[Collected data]
★ ★ ★ ★

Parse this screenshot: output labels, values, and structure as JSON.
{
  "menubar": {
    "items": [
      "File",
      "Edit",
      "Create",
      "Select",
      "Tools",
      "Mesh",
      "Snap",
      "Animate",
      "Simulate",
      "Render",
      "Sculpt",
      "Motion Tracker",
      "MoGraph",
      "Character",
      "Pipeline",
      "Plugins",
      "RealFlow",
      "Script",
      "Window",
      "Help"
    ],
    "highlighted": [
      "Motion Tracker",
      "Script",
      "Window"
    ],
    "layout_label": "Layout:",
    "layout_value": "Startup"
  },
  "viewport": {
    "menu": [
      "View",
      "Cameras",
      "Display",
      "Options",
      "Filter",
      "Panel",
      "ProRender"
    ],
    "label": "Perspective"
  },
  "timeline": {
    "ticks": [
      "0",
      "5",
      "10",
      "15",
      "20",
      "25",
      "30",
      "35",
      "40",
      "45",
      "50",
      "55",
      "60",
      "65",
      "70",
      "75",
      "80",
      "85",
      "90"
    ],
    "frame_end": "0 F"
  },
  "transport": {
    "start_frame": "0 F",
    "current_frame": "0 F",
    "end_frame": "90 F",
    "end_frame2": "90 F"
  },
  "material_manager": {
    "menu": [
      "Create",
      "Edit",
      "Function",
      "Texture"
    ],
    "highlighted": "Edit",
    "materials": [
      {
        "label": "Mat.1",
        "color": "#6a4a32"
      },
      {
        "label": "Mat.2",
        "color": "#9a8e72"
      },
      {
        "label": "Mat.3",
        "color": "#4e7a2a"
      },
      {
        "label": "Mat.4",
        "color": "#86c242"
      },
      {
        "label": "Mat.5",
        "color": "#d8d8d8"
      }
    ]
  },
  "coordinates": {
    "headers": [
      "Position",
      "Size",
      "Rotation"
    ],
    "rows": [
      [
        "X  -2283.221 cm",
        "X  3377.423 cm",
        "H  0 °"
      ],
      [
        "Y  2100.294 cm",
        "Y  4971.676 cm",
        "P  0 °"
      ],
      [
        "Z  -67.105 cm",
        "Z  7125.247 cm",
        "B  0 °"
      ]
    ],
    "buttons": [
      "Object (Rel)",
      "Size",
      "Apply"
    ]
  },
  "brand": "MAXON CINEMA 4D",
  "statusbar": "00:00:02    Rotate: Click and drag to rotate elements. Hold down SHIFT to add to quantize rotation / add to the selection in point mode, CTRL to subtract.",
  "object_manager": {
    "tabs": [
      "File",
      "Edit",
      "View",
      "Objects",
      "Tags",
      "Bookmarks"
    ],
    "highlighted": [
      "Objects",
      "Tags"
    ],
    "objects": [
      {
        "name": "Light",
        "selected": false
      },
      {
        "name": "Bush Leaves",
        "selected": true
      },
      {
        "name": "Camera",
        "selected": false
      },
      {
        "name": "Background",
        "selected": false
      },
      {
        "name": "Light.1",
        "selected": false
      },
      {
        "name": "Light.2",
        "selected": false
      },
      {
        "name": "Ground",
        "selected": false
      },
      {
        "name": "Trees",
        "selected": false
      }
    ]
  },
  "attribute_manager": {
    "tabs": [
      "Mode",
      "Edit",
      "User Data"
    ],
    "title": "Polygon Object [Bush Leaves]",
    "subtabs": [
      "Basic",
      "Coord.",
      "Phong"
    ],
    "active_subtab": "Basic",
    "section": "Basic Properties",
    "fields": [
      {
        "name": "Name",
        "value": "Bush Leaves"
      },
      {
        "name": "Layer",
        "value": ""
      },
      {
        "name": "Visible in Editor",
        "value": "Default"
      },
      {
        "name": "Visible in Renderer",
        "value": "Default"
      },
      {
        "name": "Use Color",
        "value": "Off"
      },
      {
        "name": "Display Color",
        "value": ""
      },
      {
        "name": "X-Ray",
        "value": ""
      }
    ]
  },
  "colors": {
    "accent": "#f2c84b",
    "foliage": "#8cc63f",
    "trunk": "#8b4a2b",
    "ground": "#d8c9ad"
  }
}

★ ★ ★ ★

§ **OBJECTIVE**
Write down all the entries again without a single difference.

§ **RESULT OF THE EXERCISE**
Parse this screenshot: output labels, values, and structure as JSON.
{
  "menubar": {
    "items": [
      "File",
      "Edit",
      "Create",
      "Select",
      "Tools",
      "Mesh",
      "Snap",
      "Animate",
      "Simulate",
      "Render",
      "Sculpt",
      "Motion Tracker",
      "MoGraph",
      "Character",
      "Pipeline",
      "Plugins",
      "RealFlow",
      "Script",
      "Window",
      "Help"
    ],
    "highlighted": [
      "Motion Tracker",
      "Script",
      "Window"
    ],
    "layout_label": "Layout:",
    "layout_value": "Startup"
  },
  "viewport": {
    "menu": [
      "View",
      "Cameras",
      "Display",
      "Options",
      "Filter",
      "Panel",
      "ProRender"
    ],
    "label": "Perspective"
  },
  "timeline": {
    "ticks": [
      "0",
      "5",
      "10",
      "15",
      "20",
      "25",
      "30",
      "35",
      "40",
      "45",
      "50",
      "55",
      "60",
      "65",
      "70",
      "75",
      "80",
      "85",
      "90"
    ],
    "frame_end": "0 F"
  },
  "transport": {
    "start_frame": "0 F",
    "current_frame": "0 F",
    "end_frame": "90 F",
    "end_frame2": "90 F"
  },
  "material_manager": {
    "menu": [
      "Create",
      "Edit",
      "Function",
      "Texture"
    ],
    "highlighted": "Edit",
    "materials": [
      {
        "label": "Mat.1",
        "color": "#6a4a32"
      },
      {
        "label": "Mat.2",
        "color": "#9a8e72"
      },
      {
        "label": "Mat.3",
        "color": "#4e7a2a"
      },
      {
        "label": "Mat.4",
        "color": "#86c242"
      },
      {
        "label": "Mat.5",
        "color": "#d8d8d8"
      }
    ]
  },
  "coordinates": {
    "headers": [
      "Position",
      "Size",
      "Rotation"
    ],
    "rows": [
      [
        "X  -2283.221 cm",
        "X  3377.423 cm",
        "H  0 °"
      ],
      [
        "Y  2100.294 cm",
        "Y  4971.676 cm",
        "P  0 °"
      ],
      [
        "Z  -67.105 cm",
        "Z  7125.247 cm",
        "B  0 °"
      ]
    ],
    "buttons": [
      "Object (Rel)",
      "Size",
      "Apply"
    ]
  },
  "brand": "MAXON CINEMA 4D",
  "statusbar": "00:00:02    Rotate: Click and drag to rotate elements. Hold down SHIFT to add to quantize rotation / add to the selection in point mode, CTRL to subtract.",
  "object_manager": {
    "tabs": [
      "File",
      "Edit",
      "View",
      "Objects",
      "Tags",
      "Bookmarks"
    ],
    "highlighted": [
      "Objects",
      "Tags"
    ],
    "objects": [
      {
        "name": "Light",
        "selected": false
      },
      {
        "name": "Bush Leaves",
        "selected": true
      },
      {
        "name": "Camera",
        "selected": false
      },
      {
        "name": "Background",
        "selected": false
      },
      {
        "name": "Light.1",
        "selected": false
      },
      {
        "name": "Light.2",
        "selected": false
      },
      {
        "name": "Ground",
        "selected": false
      },
      {
        "name": "Trees",
        "selected": false
      }
    ]
  },
  "attribute_manager": {
    "tabs": [
      "Mode",
      "Edit",
      "User Data"
    ],
    "title": "Polygon Object [Bush Leaves]",
    "subtabs": [
      "Basic",
      "Coord.",
      "Phong"
    ],
    "active_subtab": "Basic",
    "section": "Basic Properties",
    "fields": [
      {
        "name": "Name",
        "value": "Bush Leaves"
      },
      {
        "name": "Layer",
        "value": ""
      },
      {
        "name": "Visible in Editor",
        "value": "Default"
      },
      {
        "name": "Visible in Renderer",
        "value": "Default"
      },
      {
        "name": "Use Color",
        "value": "Off"
      },
      {
        "name": "Display Color",
        "value": ""
      },
      {
        "name": "X-Ray",
        "value": ""
      }
    ]
  },
  "colors": {
    "accent": "#f2c84b",
    "foliage": "#8cc63f",
    "trunk": "#8b4a2b",
    "ground": "#d8c9ad"
  }
}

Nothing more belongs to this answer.